* BEGIN Provided information *

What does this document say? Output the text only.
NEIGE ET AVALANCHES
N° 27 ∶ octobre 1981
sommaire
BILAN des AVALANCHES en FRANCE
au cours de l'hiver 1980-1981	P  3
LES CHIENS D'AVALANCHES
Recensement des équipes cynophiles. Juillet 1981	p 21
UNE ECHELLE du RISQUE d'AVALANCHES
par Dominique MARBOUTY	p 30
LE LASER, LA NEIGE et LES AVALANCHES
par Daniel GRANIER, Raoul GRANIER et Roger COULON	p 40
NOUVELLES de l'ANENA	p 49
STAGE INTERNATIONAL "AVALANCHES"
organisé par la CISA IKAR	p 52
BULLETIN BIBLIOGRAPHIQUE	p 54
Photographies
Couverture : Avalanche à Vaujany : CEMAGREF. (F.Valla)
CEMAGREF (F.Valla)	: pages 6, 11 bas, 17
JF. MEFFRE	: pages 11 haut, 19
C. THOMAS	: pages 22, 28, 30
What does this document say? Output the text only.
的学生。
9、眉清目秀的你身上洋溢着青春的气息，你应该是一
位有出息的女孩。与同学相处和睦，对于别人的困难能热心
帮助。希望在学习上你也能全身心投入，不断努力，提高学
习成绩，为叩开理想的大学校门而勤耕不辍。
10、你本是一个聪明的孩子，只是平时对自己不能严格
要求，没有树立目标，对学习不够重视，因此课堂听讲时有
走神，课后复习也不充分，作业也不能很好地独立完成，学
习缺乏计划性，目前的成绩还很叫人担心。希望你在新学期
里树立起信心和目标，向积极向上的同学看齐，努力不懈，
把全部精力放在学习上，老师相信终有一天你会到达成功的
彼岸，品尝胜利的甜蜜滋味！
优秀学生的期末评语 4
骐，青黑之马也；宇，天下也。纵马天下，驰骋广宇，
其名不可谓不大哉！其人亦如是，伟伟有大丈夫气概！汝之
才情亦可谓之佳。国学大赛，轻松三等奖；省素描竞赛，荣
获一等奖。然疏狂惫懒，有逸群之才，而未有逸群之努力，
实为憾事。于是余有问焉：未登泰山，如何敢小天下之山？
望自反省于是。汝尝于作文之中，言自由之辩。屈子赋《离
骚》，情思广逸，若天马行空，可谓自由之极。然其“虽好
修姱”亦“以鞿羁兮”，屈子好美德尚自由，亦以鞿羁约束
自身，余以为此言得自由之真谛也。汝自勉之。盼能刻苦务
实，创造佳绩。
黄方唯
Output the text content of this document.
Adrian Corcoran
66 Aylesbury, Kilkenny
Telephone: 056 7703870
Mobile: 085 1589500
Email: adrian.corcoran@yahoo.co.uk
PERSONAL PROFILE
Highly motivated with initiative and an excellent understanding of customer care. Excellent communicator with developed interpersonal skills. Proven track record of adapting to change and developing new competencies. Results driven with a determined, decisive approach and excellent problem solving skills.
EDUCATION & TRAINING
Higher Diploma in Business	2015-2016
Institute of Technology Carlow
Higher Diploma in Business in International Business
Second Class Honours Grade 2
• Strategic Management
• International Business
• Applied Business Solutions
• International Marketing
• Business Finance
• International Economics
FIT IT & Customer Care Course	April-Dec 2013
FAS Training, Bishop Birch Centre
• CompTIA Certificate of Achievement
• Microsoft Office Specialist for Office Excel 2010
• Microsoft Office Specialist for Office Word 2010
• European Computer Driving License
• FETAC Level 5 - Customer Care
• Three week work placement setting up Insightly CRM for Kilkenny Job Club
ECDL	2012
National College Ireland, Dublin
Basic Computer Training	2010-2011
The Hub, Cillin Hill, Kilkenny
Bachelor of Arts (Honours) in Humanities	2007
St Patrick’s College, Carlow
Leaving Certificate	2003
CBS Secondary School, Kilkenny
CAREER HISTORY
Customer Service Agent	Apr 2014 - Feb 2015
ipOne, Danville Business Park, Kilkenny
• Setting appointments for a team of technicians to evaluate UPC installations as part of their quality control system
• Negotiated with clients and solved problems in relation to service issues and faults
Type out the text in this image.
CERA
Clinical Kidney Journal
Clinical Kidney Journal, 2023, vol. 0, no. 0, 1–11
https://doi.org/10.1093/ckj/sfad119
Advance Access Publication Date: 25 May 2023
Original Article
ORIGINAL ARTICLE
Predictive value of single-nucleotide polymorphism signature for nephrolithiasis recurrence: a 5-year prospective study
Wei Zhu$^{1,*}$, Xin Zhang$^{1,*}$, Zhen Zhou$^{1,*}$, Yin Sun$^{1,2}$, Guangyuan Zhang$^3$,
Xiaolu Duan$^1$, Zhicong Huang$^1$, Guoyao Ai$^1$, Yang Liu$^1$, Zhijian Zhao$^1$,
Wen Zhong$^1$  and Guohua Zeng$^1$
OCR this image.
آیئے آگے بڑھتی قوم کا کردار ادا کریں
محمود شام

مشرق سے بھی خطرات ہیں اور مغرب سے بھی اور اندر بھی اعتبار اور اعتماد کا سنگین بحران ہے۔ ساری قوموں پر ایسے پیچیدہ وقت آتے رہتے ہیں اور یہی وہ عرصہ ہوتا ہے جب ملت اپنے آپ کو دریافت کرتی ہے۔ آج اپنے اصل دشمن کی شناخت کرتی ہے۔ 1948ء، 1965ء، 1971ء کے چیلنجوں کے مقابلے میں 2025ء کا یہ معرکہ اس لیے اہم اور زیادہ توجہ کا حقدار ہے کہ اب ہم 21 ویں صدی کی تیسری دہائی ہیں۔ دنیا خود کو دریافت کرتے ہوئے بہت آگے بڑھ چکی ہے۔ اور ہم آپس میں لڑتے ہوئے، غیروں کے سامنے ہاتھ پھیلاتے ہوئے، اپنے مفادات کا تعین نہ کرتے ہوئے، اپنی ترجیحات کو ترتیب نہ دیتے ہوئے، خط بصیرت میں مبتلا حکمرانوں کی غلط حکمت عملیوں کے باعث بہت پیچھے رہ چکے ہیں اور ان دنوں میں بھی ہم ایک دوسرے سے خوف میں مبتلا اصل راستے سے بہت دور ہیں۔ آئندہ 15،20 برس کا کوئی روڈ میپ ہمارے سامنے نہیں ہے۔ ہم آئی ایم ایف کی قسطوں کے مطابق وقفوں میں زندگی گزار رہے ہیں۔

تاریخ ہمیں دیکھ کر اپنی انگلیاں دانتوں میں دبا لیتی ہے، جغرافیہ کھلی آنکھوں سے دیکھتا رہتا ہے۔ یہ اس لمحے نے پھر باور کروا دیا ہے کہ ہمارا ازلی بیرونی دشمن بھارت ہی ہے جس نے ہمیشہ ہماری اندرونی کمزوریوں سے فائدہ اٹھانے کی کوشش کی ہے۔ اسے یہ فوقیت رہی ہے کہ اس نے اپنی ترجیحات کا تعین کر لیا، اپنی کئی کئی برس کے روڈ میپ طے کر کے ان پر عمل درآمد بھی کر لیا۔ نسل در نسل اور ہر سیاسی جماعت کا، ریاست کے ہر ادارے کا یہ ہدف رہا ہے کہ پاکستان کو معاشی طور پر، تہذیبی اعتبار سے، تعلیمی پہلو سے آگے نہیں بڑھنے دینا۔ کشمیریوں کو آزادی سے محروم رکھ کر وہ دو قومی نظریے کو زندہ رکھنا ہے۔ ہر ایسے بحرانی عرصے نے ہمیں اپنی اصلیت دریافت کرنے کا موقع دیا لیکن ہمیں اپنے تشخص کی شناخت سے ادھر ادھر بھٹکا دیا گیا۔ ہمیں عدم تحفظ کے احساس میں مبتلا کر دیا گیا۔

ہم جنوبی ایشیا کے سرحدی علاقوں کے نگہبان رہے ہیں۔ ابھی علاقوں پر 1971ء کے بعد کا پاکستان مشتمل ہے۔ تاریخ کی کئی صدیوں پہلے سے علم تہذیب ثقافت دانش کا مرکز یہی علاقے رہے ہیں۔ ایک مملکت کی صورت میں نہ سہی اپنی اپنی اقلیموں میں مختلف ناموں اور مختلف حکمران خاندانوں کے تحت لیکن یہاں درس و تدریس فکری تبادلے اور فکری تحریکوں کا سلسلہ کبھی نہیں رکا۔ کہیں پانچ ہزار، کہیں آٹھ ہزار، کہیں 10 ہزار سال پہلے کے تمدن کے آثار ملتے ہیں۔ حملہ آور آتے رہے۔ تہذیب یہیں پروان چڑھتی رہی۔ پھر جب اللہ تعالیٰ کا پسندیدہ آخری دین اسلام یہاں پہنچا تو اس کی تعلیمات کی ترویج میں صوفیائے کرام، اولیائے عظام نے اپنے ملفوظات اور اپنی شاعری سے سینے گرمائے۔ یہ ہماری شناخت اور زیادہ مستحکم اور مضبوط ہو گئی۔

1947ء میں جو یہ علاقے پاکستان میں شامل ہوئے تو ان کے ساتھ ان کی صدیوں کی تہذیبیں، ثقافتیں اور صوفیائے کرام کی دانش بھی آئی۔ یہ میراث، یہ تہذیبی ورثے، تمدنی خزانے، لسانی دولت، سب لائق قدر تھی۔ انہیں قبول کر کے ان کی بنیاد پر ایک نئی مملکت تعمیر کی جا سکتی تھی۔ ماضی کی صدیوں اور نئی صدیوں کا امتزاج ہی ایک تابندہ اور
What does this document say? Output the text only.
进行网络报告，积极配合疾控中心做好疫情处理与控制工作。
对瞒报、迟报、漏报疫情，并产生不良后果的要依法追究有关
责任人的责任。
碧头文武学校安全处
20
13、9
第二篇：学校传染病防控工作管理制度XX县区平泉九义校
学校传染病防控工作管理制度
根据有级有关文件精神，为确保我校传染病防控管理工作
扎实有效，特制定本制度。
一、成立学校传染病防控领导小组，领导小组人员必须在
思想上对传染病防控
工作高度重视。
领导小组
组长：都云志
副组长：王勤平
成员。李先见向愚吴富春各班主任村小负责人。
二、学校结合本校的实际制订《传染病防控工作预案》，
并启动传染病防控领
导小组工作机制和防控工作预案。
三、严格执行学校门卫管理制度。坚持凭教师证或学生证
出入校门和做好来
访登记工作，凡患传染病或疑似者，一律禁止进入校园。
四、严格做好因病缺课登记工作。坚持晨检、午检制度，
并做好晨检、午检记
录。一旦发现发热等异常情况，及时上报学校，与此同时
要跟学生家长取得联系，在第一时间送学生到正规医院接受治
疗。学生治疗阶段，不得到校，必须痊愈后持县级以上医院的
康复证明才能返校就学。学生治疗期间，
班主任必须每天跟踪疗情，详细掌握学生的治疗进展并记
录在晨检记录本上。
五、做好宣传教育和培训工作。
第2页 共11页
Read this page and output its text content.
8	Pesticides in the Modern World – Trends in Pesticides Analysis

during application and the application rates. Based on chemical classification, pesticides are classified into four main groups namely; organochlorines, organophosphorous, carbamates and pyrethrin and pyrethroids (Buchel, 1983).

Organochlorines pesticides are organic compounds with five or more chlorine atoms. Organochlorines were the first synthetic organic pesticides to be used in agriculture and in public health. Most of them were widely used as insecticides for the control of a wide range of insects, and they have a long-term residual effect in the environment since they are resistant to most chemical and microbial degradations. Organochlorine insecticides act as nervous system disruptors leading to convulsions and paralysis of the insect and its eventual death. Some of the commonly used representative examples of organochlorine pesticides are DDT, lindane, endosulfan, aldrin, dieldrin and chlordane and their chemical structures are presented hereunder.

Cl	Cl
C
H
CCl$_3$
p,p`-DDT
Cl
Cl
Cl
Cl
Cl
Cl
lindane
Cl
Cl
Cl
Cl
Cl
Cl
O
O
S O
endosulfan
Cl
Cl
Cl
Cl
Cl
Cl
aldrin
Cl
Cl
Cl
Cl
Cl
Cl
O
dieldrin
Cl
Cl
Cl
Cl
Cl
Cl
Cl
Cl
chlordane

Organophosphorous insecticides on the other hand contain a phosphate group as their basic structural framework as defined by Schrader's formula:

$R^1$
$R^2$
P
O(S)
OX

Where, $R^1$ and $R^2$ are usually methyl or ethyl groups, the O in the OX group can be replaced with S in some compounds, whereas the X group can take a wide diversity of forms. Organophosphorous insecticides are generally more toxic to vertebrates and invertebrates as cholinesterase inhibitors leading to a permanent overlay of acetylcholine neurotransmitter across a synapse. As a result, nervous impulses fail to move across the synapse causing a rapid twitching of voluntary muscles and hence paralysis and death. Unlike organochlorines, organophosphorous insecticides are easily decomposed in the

* END Provided information *

» What to do: Every line above that contains the word "this" should be reported.

» Solution:
What does this document say? Output the text only.
What does this document say? Output the text only.
Output the text content of this document.
Type out the text in this image.
OCR this image.
What does this document say? Output the text only.
Read this page and output its text content.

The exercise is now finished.